### PASSAGE

You now have a data set that you can chop and examine by position, over time, to see if the core RNG is working, if it has any positional preference (the 5th die likes to roll 6...), and if it skews after continued use.

J-H
2020-12-27, 12:47 AM
To clarify - these are physical dice in a holder/roller device. I'm trying to determine the correct minimum size to allow for normal rolling. Dice in a too-small container would not have room to move around and change orientation, and would thus generally retain their original value. That's why I'm comparing to the original value instead of just "did I get a good spread of numbers."

KineticDiplomat
2020-12-27, 08:18 AM
Even physically you’re still looking for proof that each individual die has a 1/6 chance to roll any given number, of which retaining the initial number is one of the possible failures. You might have many other lurking product issues. Better to look at it raw rather than start a run on a specific problem without knowing there are others out there.

For example, the odds of all 4 dice not returning to their original should be (5/6)^4 = 48.23%. You’re currently running 39.58% including a streaky third test. Could be variance - you ran a really small sample size for all this - could be a design issue.

My advice, for what little it is worth, is to create a raw data set to curate, and to up the test sizes by an order of magnitude to knock down variance.

OldTrees1
2020-12-27, 08:45 AM
The chance of returning to the starting number depends on 2 factors:
1) Are the dice marked so you can track them individually? Aka are we asking if the blue/red/green/purple dice returned to the blue/red/green/purple value? Or are the dice unmarked and thus we are asking if any dice gets the same value as any of the dice had originally?

2) The original numbers can be 4 of a kind, 3 of a kind, 2 pair, 1 pair, or all different. For marked dice these are equivalent. For unmarked dice these are not equivalent because the dice can change order. Chance to all return is:
4 of a kind: (1/6)^4 * 1
3 of a kind: (1/6)^4 * 4
2 pair: (1/6)^4 * 3*3
1 pair: (1/6)^4 * 3*4
all different: (1/6)^4 * 2*3*4

So the chance of going from small straight (1,2,3,4) to the same small straight is 24x as likely as going from 4 of a kind (1,1,1,1) to the same 4 of a kind.

######
### EXTRACTED RECORDS

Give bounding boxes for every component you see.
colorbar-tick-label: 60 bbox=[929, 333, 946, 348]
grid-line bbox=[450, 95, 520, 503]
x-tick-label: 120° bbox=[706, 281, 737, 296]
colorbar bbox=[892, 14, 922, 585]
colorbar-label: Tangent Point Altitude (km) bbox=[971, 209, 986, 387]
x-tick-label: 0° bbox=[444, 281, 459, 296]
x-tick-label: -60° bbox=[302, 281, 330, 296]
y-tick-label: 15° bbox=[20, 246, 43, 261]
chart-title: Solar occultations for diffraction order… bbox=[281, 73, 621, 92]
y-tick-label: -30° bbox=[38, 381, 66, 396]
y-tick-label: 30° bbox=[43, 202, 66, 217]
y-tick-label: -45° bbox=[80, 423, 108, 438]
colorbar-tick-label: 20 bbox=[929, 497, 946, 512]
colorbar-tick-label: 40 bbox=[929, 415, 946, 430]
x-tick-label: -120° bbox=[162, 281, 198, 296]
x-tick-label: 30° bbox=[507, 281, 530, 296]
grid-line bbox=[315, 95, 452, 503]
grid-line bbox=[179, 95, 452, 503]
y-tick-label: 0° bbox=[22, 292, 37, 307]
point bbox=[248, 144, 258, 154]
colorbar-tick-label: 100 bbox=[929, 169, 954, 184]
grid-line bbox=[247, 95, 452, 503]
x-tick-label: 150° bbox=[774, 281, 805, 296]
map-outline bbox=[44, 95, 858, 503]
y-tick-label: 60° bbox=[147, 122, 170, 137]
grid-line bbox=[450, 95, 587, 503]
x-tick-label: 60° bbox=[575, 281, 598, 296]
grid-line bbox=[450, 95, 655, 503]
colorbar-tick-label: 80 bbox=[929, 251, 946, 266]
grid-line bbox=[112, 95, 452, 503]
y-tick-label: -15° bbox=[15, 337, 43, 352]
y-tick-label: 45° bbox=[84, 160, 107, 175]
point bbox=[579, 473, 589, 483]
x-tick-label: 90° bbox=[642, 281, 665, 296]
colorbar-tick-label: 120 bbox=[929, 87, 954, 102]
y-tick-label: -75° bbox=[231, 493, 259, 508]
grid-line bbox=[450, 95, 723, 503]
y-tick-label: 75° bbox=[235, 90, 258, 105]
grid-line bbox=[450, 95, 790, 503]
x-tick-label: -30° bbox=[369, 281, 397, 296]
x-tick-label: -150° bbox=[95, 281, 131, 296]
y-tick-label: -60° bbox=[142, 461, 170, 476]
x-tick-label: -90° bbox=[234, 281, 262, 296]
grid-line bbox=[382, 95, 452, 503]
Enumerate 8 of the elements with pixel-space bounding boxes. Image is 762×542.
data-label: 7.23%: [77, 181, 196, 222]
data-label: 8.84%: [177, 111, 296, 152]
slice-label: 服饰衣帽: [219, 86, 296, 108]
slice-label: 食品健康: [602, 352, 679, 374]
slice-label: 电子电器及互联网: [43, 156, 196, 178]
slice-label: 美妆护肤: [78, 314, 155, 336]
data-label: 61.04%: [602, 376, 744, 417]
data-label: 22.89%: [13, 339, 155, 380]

######

*ASSIGNMENT A:*
In the dice thread, what percentage does KineticDiplomat give as the expected chance that all 4 dice do not return to their original value?
*ASSIGNMENT B:*
Retype the part of the dice thread that opens with the words containing "KineticDiplomat" and closes with "others out there.".
*ASSIGNMENT C:*
Continue the dice thread from its last sentence.
The material has nothing to do with the dice thread.

*REPLY A:*
48.23%, calculated as (5/6)^4.

*REPLY B:*
KineticDiplomat
2020-12-27, 08:18 AM
Even physically you’re still looking for proof that each individual die has a 1/6 chance to roll any given number, of which retaining the initial number is one of the possible failures. You might have many other lurking product issues. Better to look at it raw rather than start a run on a specific problem without knowing there are others out there.

*REPLY C:*
J-H
2020-12-27, 09:45 AM
Yeah, that complexity is why I'm setting all 4 to the same face up before rolling. Less to try to track.

Segev
2020-12-27, 11:33 AM
Yeah, that complexity is why I'm setting all 4 to the same face up before rolling. Less to try to track.

Physical size-wise, that’s a simple geometry problem. You need them to have room in all three dimensions that is greater than the major diagonal across the cube. Ideally, if this is a planar device (that is, the dice are to be flat together when done), they’d have the chamber height be the major diagonal plus a little more high, and enough space in both planar directions for them to line up corner to corner along the major diagonal with just a little space to spare in the shortest direction. This gives maximum room to freely spin. You might increase the height to half again this length just to give more room for bouncing.

J-H
2020-12-27, 12:23 PM
I did a calculation similar to that, but I figured that it was a bit more complex than that, as rotational momentum needs to be imparted to the dice, so they might not start spinning right away.

Across the largest dimension (corner to corner usually):
D6 0.9 in
D8 0.915 in
D10 0.925 in
D20 0.92 in
I was surprised at how uniform the dice sizes really are.

Telok
2020-12-27, 03:17 PM
I was surprised at how uniform the dice sizes really are.

I checked my group's dice bucket. It started from an old 1/2 full coffee can 20+ years ago and has been randomly added to up until sometime middle of last year.

Most d6 were 15mm on a side, looks to match your dice for widest point. From the handful I pulled there were 16 of those. 4 at 16mm sides, 2 at 14mm, and one each 11mm & 13mm. I skipped the novelty (wood, metal), obviously oversized stuff like Vegas craps dice, and super small dice. Lots of variation in corner rounding though, from sharp to almost extra sides.

The d20s were more uniform, almost all 12mm on a side except one that was 15mm.